**What is expected**
Look through the data below. Collect every line where the word "text" occurs.

**Supplied data**
╭──
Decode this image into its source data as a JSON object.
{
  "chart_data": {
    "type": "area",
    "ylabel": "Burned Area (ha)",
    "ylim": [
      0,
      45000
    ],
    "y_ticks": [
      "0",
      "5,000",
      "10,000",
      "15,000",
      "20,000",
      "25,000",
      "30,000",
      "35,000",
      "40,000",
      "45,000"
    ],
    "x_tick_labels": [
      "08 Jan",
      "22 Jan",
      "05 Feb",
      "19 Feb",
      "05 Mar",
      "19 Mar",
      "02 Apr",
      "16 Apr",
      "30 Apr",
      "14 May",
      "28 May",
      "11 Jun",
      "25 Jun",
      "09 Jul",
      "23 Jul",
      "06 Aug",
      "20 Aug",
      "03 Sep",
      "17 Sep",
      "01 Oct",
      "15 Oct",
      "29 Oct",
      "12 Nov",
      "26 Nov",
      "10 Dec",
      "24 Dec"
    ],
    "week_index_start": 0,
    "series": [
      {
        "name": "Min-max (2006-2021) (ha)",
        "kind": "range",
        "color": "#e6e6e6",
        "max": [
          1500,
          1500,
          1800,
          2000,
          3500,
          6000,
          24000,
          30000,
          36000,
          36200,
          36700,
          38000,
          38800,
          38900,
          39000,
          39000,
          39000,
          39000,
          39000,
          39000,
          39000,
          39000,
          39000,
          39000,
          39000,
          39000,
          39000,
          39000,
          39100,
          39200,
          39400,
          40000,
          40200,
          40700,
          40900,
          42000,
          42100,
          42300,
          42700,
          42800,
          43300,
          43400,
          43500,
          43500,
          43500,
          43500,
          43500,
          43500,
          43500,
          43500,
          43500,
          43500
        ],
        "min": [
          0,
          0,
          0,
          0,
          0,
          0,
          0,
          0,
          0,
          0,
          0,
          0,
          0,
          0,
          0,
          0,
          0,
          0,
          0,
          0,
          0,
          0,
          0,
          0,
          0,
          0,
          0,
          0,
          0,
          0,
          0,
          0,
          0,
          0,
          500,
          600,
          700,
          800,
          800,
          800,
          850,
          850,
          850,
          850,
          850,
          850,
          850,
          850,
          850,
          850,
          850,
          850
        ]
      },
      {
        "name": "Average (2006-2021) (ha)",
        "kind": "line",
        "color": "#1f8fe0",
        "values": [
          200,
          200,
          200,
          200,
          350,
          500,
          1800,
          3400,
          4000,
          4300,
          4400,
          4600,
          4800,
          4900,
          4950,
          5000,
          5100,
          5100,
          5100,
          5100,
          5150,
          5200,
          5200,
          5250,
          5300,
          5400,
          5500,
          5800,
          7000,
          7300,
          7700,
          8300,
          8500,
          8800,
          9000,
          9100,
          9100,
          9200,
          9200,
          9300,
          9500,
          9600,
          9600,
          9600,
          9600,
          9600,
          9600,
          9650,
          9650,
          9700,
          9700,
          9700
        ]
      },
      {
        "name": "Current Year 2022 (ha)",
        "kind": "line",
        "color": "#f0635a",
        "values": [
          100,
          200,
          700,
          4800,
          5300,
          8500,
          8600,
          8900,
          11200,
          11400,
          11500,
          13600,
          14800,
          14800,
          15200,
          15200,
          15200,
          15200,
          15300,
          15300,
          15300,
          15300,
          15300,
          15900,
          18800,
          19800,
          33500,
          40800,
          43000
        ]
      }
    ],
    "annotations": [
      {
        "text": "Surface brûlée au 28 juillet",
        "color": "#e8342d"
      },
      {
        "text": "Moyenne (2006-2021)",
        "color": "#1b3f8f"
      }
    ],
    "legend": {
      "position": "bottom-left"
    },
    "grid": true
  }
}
╰──
**Exercise solution**
        "text": "Surface brûlée au 28 juillet",
        "text": "Moyenne (2006-2021)",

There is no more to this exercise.